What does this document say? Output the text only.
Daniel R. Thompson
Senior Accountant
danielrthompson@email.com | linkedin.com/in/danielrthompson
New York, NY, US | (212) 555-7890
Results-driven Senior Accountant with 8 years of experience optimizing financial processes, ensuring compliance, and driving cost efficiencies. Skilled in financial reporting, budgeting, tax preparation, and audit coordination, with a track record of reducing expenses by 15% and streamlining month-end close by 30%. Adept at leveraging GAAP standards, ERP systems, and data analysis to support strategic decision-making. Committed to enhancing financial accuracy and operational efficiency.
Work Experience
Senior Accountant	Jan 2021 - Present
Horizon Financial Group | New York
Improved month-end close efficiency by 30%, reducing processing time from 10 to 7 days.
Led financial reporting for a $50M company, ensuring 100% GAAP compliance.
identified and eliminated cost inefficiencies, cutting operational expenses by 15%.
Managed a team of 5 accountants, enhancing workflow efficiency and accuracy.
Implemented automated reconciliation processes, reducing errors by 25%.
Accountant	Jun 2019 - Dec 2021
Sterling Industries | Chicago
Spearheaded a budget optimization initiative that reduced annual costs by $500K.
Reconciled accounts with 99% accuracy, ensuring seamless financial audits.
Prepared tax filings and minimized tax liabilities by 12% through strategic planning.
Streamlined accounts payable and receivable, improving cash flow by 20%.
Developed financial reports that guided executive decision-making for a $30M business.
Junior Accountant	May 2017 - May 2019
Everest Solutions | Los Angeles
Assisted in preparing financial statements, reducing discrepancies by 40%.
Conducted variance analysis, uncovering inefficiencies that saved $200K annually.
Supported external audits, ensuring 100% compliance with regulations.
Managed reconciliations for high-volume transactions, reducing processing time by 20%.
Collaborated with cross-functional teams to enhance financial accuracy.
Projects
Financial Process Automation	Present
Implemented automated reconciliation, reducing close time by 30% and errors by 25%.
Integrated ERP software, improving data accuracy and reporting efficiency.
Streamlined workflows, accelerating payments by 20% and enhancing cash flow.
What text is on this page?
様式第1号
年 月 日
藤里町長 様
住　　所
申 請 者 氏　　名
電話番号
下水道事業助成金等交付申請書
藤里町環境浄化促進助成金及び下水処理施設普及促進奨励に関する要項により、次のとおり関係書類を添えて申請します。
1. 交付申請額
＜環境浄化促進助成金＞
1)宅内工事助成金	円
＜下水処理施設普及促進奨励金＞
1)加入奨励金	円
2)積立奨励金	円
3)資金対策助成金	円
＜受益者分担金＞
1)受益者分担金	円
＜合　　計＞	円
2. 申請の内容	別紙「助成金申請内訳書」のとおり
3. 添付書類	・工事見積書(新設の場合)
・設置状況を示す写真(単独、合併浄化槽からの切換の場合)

STATED EXERCISE. Repeat every record, exactly as written.

SOLUTION.
What does this document say? Output the text only.
Daniel R. Thompson
Senior Accountant
danielrthompson@email.com | linkedin.com/in/danielrthompson
New York, NY, US | (212) 555-7890
Results-driven Senior Accountant with 8 years of experience optimizing financial processes, ensuring compliance, and driving cost efficiencies. Skilled in financial reporting, budgeting, tax preparation, and audit coordination, with a track record of reducing expenses by 15% and streamlining month-end close by 30%. Adept at leveraging GAAP standards, ERP systems, and data analysis to support strategic decision-making. Committed to enhancing financial accuracy and operational efficiency.
Work Experience
Senior Accountant	Jan 2021 - Present
Horizon Financial Group | New York
Improved month-end close efficiency by 30%, reducing processing time from 10 to 7 days.
Led financial reporting for a $50M company, ensuring 100% GAAP compliance.
identified and eliminated cost inefficiencies, cutting operational expenses by 15%.
Managed a team of 5 accountants, enhancing workflow efficiency and accuracy.
Implemented automated reconciliation processes, reducing errors by 25%.
Accountant	Jun 2019 - Dec 2021
Sterling Industries | Chicago
Spearheaded a budget optimization initiative that reduced annual costs by $500K.
Reconciled accounts with 99% accuracy, ensuring seamless financial audits.
Prepared tax filings and minimized tax liabilities by 12% through strategic planning.
Streamlined accounts payable and receivable, improving cash flow by 20%.
Developed financial reports that guided executive decision-making for a $30M business.
Junior Accountant	May 2017 - May 2019
Everest Solutions | Los Angeles
Assisted in preparing financial statements, reducing discrepancies by 40%.
Conducted variance analysis, uncovering inefficiencies that saved $200K annually.
Supported external audits, ensuring 100% compliance with regulations.
Managed reconciliations for high-volume transactions, reducing processing time by 20%.
Collaborated with cross-functional teams to enhance financial accuracy.
Projects
Financial Process Automation	Present
Implemented automated reconciliation, reducing close time by 30% and errors by 25%.
Integrated ERP software, improving data accuracy and reporting efficiency.
Streamlined workflows, accelerating payments by 20% and enhancing cash flow.
What text is on this page?
様式第1号
年 月 日
藤里町長 様
住　　所
申 請 者 氏　　名
電話番号
下水道事業助成金等交付申請書
藤里町環境浄化促進助成金及び下水処理施設普及促進奨励に関する要項により、次のとおり関係書類を添えて申請します。
1. 交付申請額
＜環境浄化促進助成金＞
1)宅内工事助成金	円
＜下水処理施設普及促進奨励金＞
1)加入奨励金	円
2)積立奨励金	円
3)資金対策助成金	円
＜受益者分担金＞
1)受益者分担金	円
＜合　　計＞	円
2. 申請の内容	別紙「助成金申請内訳書」のとおり
3. 添付書類	・工事見積書(新設の場合)
・設置状況を示す写真(単独、合併浄化槽からの切換の場合)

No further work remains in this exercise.